§ **Описание задания**: Допишите следующую часть рецензии на сборник Анны Павловской «Станция Марс», начав сразу после последнего приведенного предложения.

§ **Фрагмент текста**:
·····

Как сохранить очарованье простоты и связь с классическими литературными образцами вековой давности, не опустившись до токсичного штампования? Что такое для поэта жизнь как «смерть-при-жизни»? Как в одном образе высвечивается ключевая для творческой личности оппозиция реальности и воображения? На все эти вопросы Алексей Мошков отвечает в рамках анализа сборника стихов Анны Павловской “Станция Марс”.
Анна Павловская “Станция Марс” – М.:”Арт Хаус медиа”, 2018. – 102 с.

 


Алексей Мошков // Формаслов
Алексей Мошков // Формаслов

В последнее время концепт «классической поэтики» стал изрядно токсичным: очарованные простотой «пушкинской строки», помноженной на бытующее в обществе представление, что стихи должны быть красивыми, мелодичными и с рифмой, начинающие и не только стихотворцы самозабвенно штампуют «классически образцы», скатываясь на самое дно графомании, а в некоторых, особенно «клинических» случаях, так и вообще — пробивая оное. Тем самым девальвируя всю классическую поэтику, причем катастрофически — до читательского отвращения. Тем примечательнее исключения, демонстрирующие, что классическая поэтика не только жива, но и эволюционирует. Ярким примером такого исключения и является поэтическая книга Анны Павловской «Станция Марс», в текстах которой прослеживается крепкая, но своя, внутренне трансформированная связь с предшественниками и прежде всего — с Серебряным веком.

·····

§ **Показанные данные**:

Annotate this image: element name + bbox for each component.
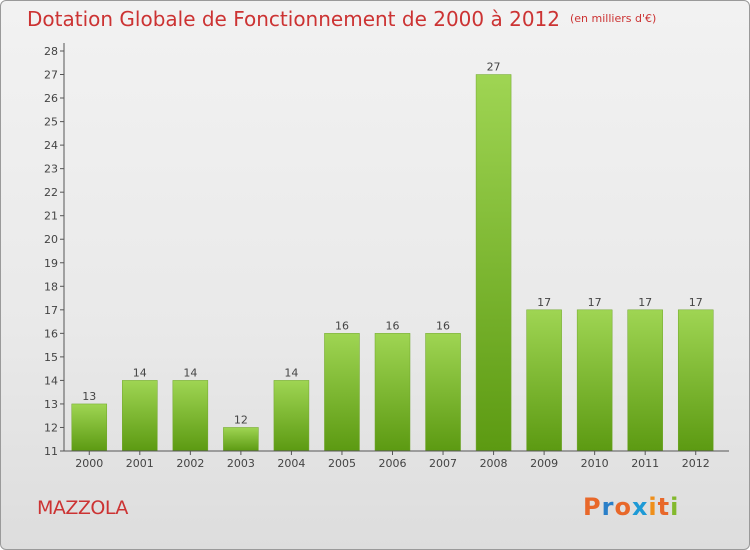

·····

§ **Ответ к заданию**:
Уже в первом тексте книги поэт (понятие «поэтесса» по отношению к Павловской неприменимо) апеллирует к хрестоматийному брюсовскому «Творчеству» («Тень несозданных созданий…»), обходясь, правда, без эпатажной «темности» последнего. Павловская лишь ограничивается констатацией присутствия иного, как бы неявно представленного в реальности, репрезентируя творческий акт:

Везде зашифрованы птицы,
но я вспоминаю причёт,
и ворон с открытой страницы
слетает ко мне на плечо.

Что чистым казалось узором,
рисунком с деталью витой –
проснется с моим заговóром,
по слову, что сказано мной.

Смотри, как я пальцем касаюсь
обоев, где дышат цветы.
Смотри, как листва, разрастаясь,
молитвенно просит воды.

Является сад вдохновенный,
и птицы поют меж ветвей –
в моей одинокой вселенной,
на белой ладони моей.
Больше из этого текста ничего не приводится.